■ **Your instructions**
Gather every line in the records below that contains the word "Applicant".

[Stored entries]
· · · · · · ·
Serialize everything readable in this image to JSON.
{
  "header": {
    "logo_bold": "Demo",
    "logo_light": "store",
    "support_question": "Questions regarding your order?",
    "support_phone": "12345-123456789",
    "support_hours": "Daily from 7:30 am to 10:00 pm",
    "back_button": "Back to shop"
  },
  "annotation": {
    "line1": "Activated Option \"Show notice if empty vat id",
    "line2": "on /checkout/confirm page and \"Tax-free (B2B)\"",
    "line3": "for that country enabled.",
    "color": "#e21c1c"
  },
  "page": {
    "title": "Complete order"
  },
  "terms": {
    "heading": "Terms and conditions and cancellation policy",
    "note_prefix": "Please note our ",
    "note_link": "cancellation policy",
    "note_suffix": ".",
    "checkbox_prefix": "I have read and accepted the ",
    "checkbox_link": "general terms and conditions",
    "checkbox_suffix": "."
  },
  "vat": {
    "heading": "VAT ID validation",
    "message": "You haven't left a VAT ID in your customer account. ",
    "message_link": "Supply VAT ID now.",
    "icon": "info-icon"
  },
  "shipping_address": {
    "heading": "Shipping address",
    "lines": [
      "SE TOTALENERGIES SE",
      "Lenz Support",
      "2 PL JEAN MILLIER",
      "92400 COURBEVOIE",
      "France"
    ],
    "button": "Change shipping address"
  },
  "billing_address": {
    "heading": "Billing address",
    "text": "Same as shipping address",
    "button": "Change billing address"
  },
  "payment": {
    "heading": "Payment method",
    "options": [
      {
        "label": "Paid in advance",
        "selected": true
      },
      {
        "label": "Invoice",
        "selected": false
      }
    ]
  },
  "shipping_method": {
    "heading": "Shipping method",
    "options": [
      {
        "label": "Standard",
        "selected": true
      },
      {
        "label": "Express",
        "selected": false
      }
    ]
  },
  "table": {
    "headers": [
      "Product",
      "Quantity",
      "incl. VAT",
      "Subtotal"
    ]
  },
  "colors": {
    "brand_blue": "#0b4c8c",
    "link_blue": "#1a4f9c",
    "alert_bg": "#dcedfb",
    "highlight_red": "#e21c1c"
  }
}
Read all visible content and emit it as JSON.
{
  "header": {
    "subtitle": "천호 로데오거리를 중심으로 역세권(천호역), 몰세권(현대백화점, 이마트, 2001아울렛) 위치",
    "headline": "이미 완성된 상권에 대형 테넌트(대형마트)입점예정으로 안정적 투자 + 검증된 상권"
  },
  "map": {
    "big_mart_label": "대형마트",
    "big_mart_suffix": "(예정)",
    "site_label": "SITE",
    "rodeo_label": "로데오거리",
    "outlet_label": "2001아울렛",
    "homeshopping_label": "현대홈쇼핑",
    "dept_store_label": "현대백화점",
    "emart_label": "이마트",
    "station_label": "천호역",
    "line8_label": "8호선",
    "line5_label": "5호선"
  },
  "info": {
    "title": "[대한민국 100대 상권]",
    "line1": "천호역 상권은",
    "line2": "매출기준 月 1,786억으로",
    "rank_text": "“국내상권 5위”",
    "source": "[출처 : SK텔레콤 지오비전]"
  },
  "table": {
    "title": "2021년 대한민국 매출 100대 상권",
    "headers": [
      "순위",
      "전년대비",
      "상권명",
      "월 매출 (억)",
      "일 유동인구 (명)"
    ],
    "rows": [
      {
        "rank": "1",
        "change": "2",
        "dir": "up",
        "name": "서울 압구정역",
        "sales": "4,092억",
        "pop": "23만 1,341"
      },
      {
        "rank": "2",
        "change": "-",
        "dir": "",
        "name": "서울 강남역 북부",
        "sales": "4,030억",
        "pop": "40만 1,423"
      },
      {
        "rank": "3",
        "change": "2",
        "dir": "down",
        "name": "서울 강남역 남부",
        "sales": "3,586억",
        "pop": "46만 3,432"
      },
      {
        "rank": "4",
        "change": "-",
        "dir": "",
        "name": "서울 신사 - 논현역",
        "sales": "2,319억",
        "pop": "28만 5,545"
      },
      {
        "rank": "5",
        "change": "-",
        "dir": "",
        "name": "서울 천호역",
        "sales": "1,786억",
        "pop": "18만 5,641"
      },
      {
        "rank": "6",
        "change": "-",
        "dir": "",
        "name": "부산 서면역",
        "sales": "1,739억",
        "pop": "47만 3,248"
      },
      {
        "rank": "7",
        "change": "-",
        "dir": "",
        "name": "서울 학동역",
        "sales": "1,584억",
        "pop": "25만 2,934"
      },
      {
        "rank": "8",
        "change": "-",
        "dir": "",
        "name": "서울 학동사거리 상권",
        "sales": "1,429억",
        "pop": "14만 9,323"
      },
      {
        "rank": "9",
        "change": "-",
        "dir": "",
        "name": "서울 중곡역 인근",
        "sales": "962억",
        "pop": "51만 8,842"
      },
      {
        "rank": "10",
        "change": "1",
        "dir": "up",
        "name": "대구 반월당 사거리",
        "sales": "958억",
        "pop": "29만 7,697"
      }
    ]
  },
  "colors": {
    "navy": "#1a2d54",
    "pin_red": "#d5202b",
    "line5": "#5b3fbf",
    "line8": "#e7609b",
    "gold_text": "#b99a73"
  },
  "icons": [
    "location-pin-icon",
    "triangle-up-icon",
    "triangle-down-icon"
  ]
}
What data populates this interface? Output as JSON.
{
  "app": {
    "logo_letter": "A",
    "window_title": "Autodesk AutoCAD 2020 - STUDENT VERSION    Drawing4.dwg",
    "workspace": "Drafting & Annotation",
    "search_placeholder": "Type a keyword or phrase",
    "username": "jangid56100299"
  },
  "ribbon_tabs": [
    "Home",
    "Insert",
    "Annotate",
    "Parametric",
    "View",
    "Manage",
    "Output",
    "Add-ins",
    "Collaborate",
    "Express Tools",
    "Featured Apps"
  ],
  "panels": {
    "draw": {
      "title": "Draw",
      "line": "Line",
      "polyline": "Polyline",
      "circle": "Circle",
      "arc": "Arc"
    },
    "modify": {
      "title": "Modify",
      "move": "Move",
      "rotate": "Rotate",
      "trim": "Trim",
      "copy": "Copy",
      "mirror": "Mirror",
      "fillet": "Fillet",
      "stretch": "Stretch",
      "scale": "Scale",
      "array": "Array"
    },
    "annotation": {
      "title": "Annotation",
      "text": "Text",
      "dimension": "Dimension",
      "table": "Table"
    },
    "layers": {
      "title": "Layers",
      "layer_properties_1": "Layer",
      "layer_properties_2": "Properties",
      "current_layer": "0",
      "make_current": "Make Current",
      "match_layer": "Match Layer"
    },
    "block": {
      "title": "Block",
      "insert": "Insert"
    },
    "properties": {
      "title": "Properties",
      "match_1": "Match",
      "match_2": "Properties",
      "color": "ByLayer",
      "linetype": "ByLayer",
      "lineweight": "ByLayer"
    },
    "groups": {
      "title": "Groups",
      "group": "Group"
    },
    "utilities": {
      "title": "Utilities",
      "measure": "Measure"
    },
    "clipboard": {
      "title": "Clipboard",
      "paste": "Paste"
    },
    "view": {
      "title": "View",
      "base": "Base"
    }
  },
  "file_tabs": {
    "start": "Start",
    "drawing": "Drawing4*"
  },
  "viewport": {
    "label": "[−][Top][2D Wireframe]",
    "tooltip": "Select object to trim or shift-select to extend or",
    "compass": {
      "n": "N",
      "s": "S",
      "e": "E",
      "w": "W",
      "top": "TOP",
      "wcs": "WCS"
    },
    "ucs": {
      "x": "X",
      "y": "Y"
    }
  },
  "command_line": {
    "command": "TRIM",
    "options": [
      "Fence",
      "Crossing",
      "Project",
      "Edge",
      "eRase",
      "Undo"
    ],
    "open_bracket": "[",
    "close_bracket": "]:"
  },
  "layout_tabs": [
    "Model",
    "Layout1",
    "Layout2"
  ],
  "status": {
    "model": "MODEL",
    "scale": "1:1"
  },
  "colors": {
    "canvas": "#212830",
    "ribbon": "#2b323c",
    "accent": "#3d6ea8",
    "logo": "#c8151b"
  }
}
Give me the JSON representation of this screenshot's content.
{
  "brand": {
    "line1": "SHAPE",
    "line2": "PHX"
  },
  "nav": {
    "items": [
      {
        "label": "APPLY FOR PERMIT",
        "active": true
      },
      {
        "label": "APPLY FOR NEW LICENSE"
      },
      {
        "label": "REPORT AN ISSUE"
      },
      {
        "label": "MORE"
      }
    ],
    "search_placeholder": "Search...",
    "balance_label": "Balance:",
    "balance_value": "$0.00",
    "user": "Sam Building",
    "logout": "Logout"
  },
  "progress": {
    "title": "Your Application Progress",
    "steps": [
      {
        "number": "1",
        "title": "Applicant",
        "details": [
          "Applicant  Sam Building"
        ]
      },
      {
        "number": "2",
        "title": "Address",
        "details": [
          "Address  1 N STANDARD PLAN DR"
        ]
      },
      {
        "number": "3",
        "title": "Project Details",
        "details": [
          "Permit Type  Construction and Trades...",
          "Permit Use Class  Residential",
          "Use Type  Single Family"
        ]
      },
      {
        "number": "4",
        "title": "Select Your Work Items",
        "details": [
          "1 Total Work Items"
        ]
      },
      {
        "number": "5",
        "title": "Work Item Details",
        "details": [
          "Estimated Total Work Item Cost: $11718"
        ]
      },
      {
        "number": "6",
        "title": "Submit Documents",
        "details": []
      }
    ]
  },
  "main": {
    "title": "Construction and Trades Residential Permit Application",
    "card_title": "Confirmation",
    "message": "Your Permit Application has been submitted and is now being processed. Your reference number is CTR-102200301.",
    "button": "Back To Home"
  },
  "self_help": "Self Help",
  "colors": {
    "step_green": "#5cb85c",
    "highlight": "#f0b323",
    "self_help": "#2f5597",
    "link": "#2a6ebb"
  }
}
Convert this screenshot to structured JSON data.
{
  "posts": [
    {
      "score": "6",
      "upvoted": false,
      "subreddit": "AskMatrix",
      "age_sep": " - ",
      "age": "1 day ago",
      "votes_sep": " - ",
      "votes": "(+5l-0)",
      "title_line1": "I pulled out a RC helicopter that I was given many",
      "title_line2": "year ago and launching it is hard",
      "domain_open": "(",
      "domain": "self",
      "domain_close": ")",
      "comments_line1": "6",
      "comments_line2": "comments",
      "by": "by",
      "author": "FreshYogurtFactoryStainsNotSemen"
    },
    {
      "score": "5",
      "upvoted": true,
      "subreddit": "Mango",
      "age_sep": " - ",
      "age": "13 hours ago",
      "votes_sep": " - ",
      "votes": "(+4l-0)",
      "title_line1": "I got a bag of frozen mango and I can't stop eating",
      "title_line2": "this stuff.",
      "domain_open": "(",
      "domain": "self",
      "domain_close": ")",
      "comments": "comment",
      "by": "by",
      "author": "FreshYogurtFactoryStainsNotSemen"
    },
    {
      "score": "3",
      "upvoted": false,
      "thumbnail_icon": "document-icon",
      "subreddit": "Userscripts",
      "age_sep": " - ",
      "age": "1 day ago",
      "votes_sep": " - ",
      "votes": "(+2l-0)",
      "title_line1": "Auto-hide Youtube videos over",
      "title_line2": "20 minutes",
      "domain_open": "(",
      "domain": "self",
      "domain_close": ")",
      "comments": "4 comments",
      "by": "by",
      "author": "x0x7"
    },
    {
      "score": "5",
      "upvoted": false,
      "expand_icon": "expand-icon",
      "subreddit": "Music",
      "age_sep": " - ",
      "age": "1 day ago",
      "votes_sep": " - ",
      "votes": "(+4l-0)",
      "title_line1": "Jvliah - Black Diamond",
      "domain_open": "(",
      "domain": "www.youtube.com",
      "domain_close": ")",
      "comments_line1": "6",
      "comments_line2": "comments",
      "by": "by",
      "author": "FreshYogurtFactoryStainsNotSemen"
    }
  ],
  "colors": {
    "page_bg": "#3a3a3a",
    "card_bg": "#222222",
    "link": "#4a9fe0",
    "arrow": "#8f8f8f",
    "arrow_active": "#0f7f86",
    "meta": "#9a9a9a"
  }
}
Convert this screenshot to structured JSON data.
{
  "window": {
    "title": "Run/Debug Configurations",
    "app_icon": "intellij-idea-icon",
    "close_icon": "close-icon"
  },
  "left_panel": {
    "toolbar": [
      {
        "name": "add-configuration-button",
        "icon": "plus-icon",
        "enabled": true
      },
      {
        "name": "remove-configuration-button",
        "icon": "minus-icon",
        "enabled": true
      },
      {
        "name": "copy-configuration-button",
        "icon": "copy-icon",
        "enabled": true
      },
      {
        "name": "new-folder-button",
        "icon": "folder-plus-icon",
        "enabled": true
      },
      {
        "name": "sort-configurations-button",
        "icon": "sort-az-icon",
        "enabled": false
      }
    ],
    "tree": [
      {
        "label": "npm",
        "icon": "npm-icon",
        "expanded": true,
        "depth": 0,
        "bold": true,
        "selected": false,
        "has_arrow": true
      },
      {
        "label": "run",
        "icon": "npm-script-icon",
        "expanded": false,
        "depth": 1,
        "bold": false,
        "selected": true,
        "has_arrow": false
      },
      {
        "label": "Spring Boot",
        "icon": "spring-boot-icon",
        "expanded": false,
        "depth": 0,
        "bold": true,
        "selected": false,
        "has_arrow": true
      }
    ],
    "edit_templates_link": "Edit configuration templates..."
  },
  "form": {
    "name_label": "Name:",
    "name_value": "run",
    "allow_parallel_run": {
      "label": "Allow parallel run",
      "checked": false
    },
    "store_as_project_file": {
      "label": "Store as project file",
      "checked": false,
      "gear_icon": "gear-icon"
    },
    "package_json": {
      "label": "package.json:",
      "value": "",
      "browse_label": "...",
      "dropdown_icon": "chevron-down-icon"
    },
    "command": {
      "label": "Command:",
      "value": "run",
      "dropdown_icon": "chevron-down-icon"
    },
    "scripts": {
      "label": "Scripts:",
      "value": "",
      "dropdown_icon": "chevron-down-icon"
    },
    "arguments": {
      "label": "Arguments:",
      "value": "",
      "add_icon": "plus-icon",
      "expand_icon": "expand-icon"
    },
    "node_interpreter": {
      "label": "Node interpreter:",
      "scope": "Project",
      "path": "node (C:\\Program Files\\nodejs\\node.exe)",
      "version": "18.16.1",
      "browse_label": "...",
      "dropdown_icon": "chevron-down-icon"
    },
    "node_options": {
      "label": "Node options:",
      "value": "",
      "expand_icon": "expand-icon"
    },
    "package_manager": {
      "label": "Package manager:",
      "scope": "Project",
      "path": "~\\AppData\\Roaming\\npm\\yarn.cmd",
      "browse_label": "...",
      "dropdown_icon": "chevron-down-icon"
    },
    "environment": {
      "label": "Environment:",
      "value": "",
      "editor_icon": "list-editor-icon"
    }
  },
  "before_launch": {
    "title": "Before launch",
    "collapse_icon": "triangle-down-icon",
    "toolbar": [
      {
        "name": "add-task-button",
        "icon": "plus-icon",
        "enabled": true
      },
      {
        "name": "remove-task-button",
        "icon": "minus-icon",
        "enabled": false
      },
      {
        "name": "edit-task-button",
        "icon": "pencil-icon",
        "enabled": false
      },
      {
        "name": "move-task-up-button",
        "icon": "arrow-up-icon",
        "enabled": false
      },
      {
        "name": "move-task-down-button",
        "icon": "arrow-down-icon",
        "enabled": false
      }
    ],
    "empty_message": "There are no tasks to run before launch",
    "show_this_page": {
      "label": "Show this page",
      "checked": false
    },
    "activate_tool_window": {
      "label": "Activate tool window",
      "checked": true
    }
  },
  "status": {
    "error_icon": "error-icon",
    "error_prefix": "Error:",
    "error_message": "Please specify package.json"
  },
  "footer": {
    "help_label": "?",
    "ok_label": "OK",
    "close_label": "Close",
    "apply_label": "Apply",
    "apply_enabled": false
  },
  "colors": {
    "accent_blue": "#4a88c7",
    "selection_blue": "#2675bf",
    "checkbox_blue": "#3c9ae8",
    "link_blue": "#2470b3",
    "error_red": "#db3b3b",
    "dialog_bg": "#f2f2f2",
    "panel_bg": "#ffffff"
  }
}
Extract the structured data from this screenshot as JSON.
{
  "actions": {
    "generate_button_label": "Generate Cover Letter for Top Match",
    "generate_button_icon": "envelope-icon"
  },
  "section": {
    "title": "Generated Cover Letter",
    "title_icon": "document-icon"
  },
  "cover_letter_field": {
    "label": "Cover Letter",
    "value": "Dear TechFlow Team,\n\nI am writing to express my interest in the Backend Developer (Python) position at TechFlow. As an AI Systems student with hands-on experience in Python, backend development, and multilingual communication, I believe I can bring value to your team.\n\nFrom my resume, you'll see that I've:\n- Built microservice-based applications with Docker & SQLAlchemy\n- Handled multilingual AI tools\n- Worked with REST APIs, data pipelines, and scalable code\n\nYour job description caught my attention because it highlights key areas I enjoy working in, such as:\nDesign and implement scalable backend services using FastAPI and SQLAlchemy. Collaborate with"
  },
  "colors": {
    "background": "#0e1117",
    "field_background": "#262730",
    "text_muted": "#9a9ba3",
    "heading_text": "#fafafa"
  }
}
· · · · · · ·
■ **Full answer**
        "title": "Applicant",
          "Applicant  Sam Building"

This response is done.